**Exercise task**
From the entries below, gather each line containing the word "South".
⁂
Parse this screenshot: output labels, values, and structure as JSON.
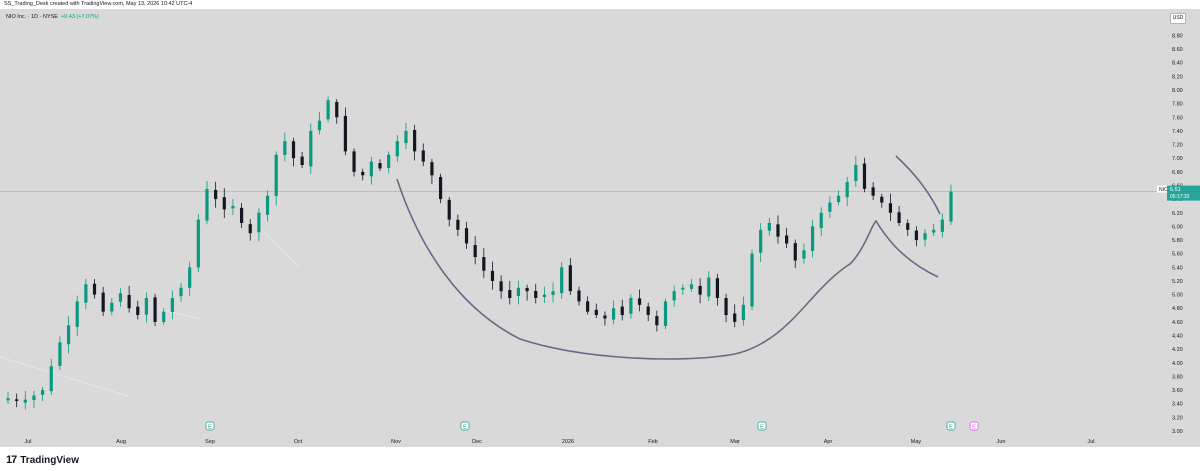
{
  "header": {
    "attribution": "SS_Trading_Desk created with TradingView.com, May 13, 2026 10:42 UTC-4"
  },
  "legend": {
    "symbol": "NIO Inc. · 1D · NYSE",
    "change": "+0.43 (+7.07%)"
  },
  "price_label": {
    "ticker": "NIO",
    "price": "6.51",
    "countdown": "05:17:32"
  },
  "currency": "USD",
  "brand": {
    "name": "TradingView",
    "icon": "tradingview-logo-icon"
  },
  "colors": {
    "up": "#089981",
    "down": "#131722",
    "background": "#d9d9d9",
    "curve": "#6b6885",
    "price_line": "#26a69a",
    "earnings": "#089981",
    "dividend": "#e040fb"
  },
  "event_markers": [
    {
      "label": "E",
      "date": "Sep",
      "type": "earnings"
    },
    {
      "label": "E",
      "date": "Nov",
      "type": "earnings"
    },
    {
      "label": "E",
      "date": "Mar",
      "type": "earnings"
    },
    {
      "label": "E",
      "date": "May",
      "type": "earnings"
    },
    {
      "label": "E",
      "date": "May",
      "type": "dividend"
    }
  ],
  "chart_data": {
    "type": "candlestick",
    "title": "",
    "xlabel": "",
    "ylabel": "",
    "ylim": [
      3.0,
      8.8
    ],
    "y_ticks": [
      "8.80",
      "8.60",
      "8.40",
      "8.20",
      "8.00",
      "7.80",
      "7.60",
      "7.40",
      "7.20",
      "7.00",
      "6.80",
      "6.60",
      "6.40",
      "6.20",
      "6.00",
      "5.80",
      "5.60",
      "5.40",
      "5.20",
      "5.00",
      "4.80",
      "4.60",
      "4.40",
      "4.20",
      "4.00",
      "3.80",
      "3.60",
      "3.40",
      "3.20",
      "3.00"
    ],
    "x_ticks": [
      "Jul",
      "Aug",
      "Sep",
      "Oct",
      "Nov",
      "Dec",
      "2026",
      "Feb",
      "Mar",
      "Apr",
      "May",
      "Jun",
      "Jul"
    ],
    "last_price": 6.51,
    "bars_approx_close": [
      3.48,
      3.44,
      3.46,
      3.52,
      3.6,
      3.95,
      4.3,
      4.55,
      4.9,
      5.15,
      5.0,
      4.75,
      4.88,
      5.02,
      4.8,
      4.7,
      4.95,
      4.6,
      4.75,
      4.95,
      5.1,
      5.4,
      6.1,
      6.55,
      6.4,
      6.25,
      6.3,
      6.05,
      5.9,
      6.2,
      6.45,
      7.05,
      7.25,
      7.0,
      6.9,
      7.4,
      7.55,
      7.85,
      7.6,
      7.1,
      6.8,
      6.75,
      6.95,
      6.85,
      7.05,
      7.25,
      7.4,
      7.1,
      6.95,
      6.75,
      6.4,
      6.1,
      5.95,
      5.75,
      5.55,
      5.35,
      5.2,
      5.05,
      4.95,
      5.1,
      5.05,
      4.95,
      5.0,
      5.05,
      5.4,
      5.05,
      4.9,
      4.75,
      4.7,
      4.65,
      4.8,
      4.7,
      4.95,
      4.85,
      4.7,
      4.55,
      4.9,
      5.05,
      5.1,
      5.15,
      5.0,
      5.25,
      4.95,
      4.7,
      4.6,
      4.85,
      5.6,
      5.95,
      6.05,
      5.85,
      5.75,
      5.5,
      5.65,
      6.0,
      6.2,
      6.35,
      6.45,
      6.65,
      6.9,
      6.55,
      6.45,
      6.35,
      6.2,
      6.05,
      5.95,
      5.8,
      5.9,
      5.95,
      6.1,
      6.51
    ],
    "overlays": [
      {
        "type": "curve",
        "name": ""
      },
      {
        "type": "trendline",
        "name": ""
      }
    ]
  }
}
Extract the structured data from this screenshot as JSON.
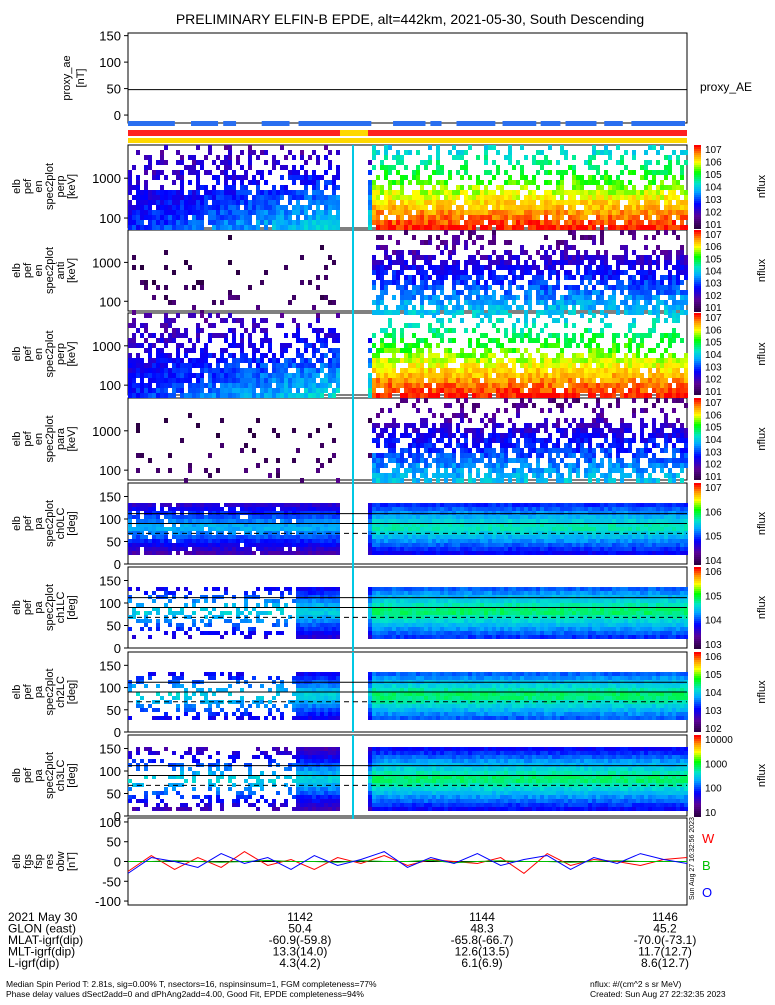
{
  "title": "PRELIMINARY ELFIN-B EPDE, alt=442km, 2021-05-30, South Descending",
  "panels": [
    {
      "id": "proxy",
      "ylabel": [
        "proxy_ae",
        "[nT]"
      ],
      "yticks": [
        "150",
        "100",
        "50",
        "0"
      ],
      "right_label": "proxy_AE"
    },
    {
      "id": "en_perp",
      "ylabel": [
        "elb",
        "pef",
        "en",
        "spec2plot",
        "perp",
        "[keV]"
      ],
      "yticks": [
        "1000",
        "100"
      ],
      "cbar_ticks": [
        "10^7",
        "10^6",
        "10^5",
        "10^4",
        "10^3",
        "10^2",
        "10^1"
      ],
      "cbar_label": "nflux"
    },
    {
      "id": "en_anti",
      "ylabel": [
        "elb",
        "pef",
        "en",
        "spec2plot",
        "anti",
        "[keV]"
      ],
      "yticks": [
        "1000",
        "100"
      ],
      "cbar_ticks": [
        "10^7",
        "10^6",
        "10^5",
        "10^4",
        "10^3",
        "10^2",
        "10^1"
      ],
      "cbar_label": "nflux"
    },
    {
      "id": "en_perp2",
      "ylabel": [
        "elb",
        "pef",
        "en",
        "spec2plot",
        "perp",
        "[keV]"
      ],
      "yticks": [
        "1000",
        "100"
      ],
      "cbar_ticks": [
        "10^7",
        "10^6",
        "10^5",
        "10^4",
        "10^3",
        "10^2",
        "10^1"
      ],
      "cbar_label": "nflux"
    },
    {
      "id": "en_para",
      "ylabel": [
        "elb",
        "pef",
        "en",
        "spec2plot",
        "para",
        "[keV]"
      ],
      "yticks": [
        "1000",
        "100"
      ],
      "cbar_ticks": [
        "10^7",
        "10^6",
        "10^5",
        "10^4",
        "10^3",
        "10^2",
        "10^1"
      ],
      "cbar_label": "nflux"
    },
    {
      "id": "ch0",
      "ylabel": [
        "elb",
        "pef",
        "pa",
        "spec2plot",
        "ch0LC",
        "[deg]"
      ],
      "yticks": [
        "150",
        "100",
        "50",
        "0"
      ],
      "cbar_ticks": [
        "10^7",
        "10^6",
        "10^5",
        "10^4"
      ],
      "cbar_label": "nflux"
    },
    {
      "id": "ch1",
      "ylabel": [
        "elb",
        "pef",
        "pa",
        "spec2plot",
        "ch1LC",
        "[deg]"
      ],
      "yticks": [
        "150",
        "100",
        "50",
        "0"
      ],
      "cbar_ticks": [
        "10^6",
        "10^5",
        "10^4",
        "10^3"
      ],
      "cbar_label": "nflux"
    },
    {
      "id": "ch2",
      "ylabel": [
        "elb",
        "pef",
        "pa",
        "spec2plot",
        "ch2LC",
        "[deg]"
      ],
      "yticks": [
        "150",
        "100",
        "50",
        "0"
      ],
      "cbar_ticks": [
        "10^6",
        "10^5",
        "10^4",
        "10^3",
        "10^2"
      ],
      "cbar_label": "nflux"
    },
    {
      "id": "ch3",
      "ylabel": [
        "elb",
        "pef",
        "pa",
        "spec2plot",
        "ch3LC",
        "[deg]"
      ],
      "yticks": [
        "150",
        "100",
        "50",
        "0"
      ],
      "cbar_ticks": [
        "10000",
        "1000",
        "100",
        "10"
      ],
      "cbar_label": "nflux"
    },
    {
      "id": "dbw",
      "ylabel": [
        "elb",
        "fgs",
        "fsp",
        "res",
        "obw",
        "[nT]"
      ],
      "yticks": [
        "100",
        "50",
        "0",
        "-50",
        "-100"
      ],
      "legend": [
        "W",
        "B",
        "O"
      ]
    }
  ],
  "footer": {
    "rows": [
      [
        "2021 May 30",
        "1142",
        "1144",
        "1146"
      ],
      [
        "GLON (east)",
        "50.4",
        "48.3",
        "45.2"
      ],
      [
        "MLAT-igrf(dip)",
        "-60.9(-59.8)",
        "-65.8(-66.7)",
        "-70.0(-73.1)"
      ],
      [
        "MLT-igrf(dip)",
        "13.3(14.0)",
        "12.6(13.5)",
        "11.7(12.7)"
      ],
      [
        "L-igrf(dip)",
        "4.3(4.2)",
        "6.1(6.9)",
        "8.6(12.7)"
      ]
    ],
    "note1": "Median Spin Period T: 2.81s, sig=0.00% T, nsectors=16, nspinsinsum=1, FGM completeness=77%",
    "note2": "Phase delay values dSect2add=0 and dPhAng2add=4.00, Good Fit, EPDE completeness=94%",
    "units": "nflux: #/(cm^2 s sr MeV)",
    "created": "Created: Sun Aug 27 22:32:35 2023",
    "side_stamp": "Sun Aug 27 16:32:56 2023"
  },
  "chart_data": [
    {
      "type": "line",
      "title": "PRELIMINARY ELFIN-B EPDE, alt=442km, 2021-05-30, South Descending",
      "ylabel": "proxy_ae [nT]",
      "ylim": [
        -15,
        155
      ],
      "x": [
        "1141.2",
        "1146.4"
      ],
      "values": [
        48,
        48
      ],
      "series": [
        {
          "name": "proxy_AE",
          "values": [
            48,
            48
          ]
        }
      ]
    },
    {
      "type": "heatmap",
      "ylabel": "elb pef en spec2plot perp [keV]",
      "yscale": "log",
      "ylim": [
        60,
        7000
      ],
      "colorbar": "nflux",
      "colorbar_range": [
        "10^1",
        "10^7"
      ]
    },
    {
      "type": "heatmap",
      "ylabel": "elb pef en spec2plot anti [keV]",
      "yscale": "log",
      "ylim": [
        60,
        7000
      ],
      "colorbar": "nflux",
      "colorbar_range": [
        "10^1",
        "10^7"
      ]
    },
    {
      "type": "heatmap",
      "ylabel": "elb pef en spec2plot perp [keV]",
      "yscale": "log",
      "ylim": [
        60,
        7000
      ],
      "colorbar": "nflux",
      "colorbar_range": [
        "10^1",
        "10^7"
      ]
    },
    {
      "type": "heatmap",
      "ylabel": "elb pef en spec2plot para [keV]",
      "yscale": "log",
      "ylim": [
        60,
        7000
      ],
      "colorbar": "nflux",
      "colorbar_range": [
        "10^1",
        "10^7"
      ]
    },
    {
      "type": "heatmap",
      "ylabel": "elb pef pa spec2plot ch0LC [deg]",
      "ylim": [
        0,
        180
      ],
      "colorbar": "nflux",
      "colorbar_range": [
        "10^4",
        "10^7"
      ]
    },
    {
      "type": "heatmap",
      "ylabel": "elb pef pa spec2plot ch1LC [deg]",
      "ylim": [
        0,
        180
      ],
      "colorbar": "nflux",
      "colorbar_range": [
        "10^3",
        "10^6"
      ]
    },
    {
      "type": "heatmap",
      "ylabel": "elb pef pa spec2plot ch2LC [deg]",
      "ylim": [
        0,
        180
      ],
      "colorbar": "nflux",
      "colorbar_range": [
        "10^2",
        "10^6"
      ]
    },
    {
      "type": "heatmap",
      "ylabel": "elb pef pa spec2plot ch3LC [deg]",
      "ylim": [
        0,
        180
      ],
      "colorbar": "nflux",
      "colorbar_range": [
        "10",
        "10000"
      ]
    },
    {
      "type": "line",
      "ylabel": "elb fgs fsp res obw [nT]",
      "ylim": [
        -110,
        110
      ],
      "series": [
        {
          "name": "W",
          "color": "#ff0000",
          "values": [
            -25,
            15,
            -20,
            10,
            -15,
            25,
            -10,
            5,
            -20,
            10,
            -5,
            15,
            -10,
            5,
            0,
            -5,
            10,
            -30,
            20,
            -10,
            5,
            0,
            -10,
            5,
            10
          ]
        },
        {
          "name": "B",
          "color": "#00c000",
          "values": [
            0,
            0,
            2,
            0,
            -2,
            0,
            3,
            0,
            0,
            -2,
            2,
            0,
            0,
            3,
            -3,
            0,
            2,
            0,
            0,
            -2,
            0,
            2,
            0,
            0,
            0
          ]
        },
        {
          "name": "O",
          "color": "#0000ff",
          "values": [
            -30,
            10,
            0,
            -15,
            20,
            -5,
            10,
            -20,
            15,
            -10,
            5,
            25,
            -15,
            10,
            -5,
            20,
            -10,
            5,
            15,
            -20,
            10,
            -5,
            20,
            5,
            -5
          ]
        }
      ]
    }
  ],
  "colors": {
    "orbit_blue": "#2a6ff0",
    "orbit_red": "#ff2020",
    "orbit_yellow": "#ffd800"
  }
}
⁂
**Task response**
  "title": "PRELIMINARY ELFIN-B EPDE, alt=442km, 2021-05-30, South Descending",
      "title": "PRELIMINARY ELFIN-B EPDE, alt=442km, 2021-05-30, South Descending",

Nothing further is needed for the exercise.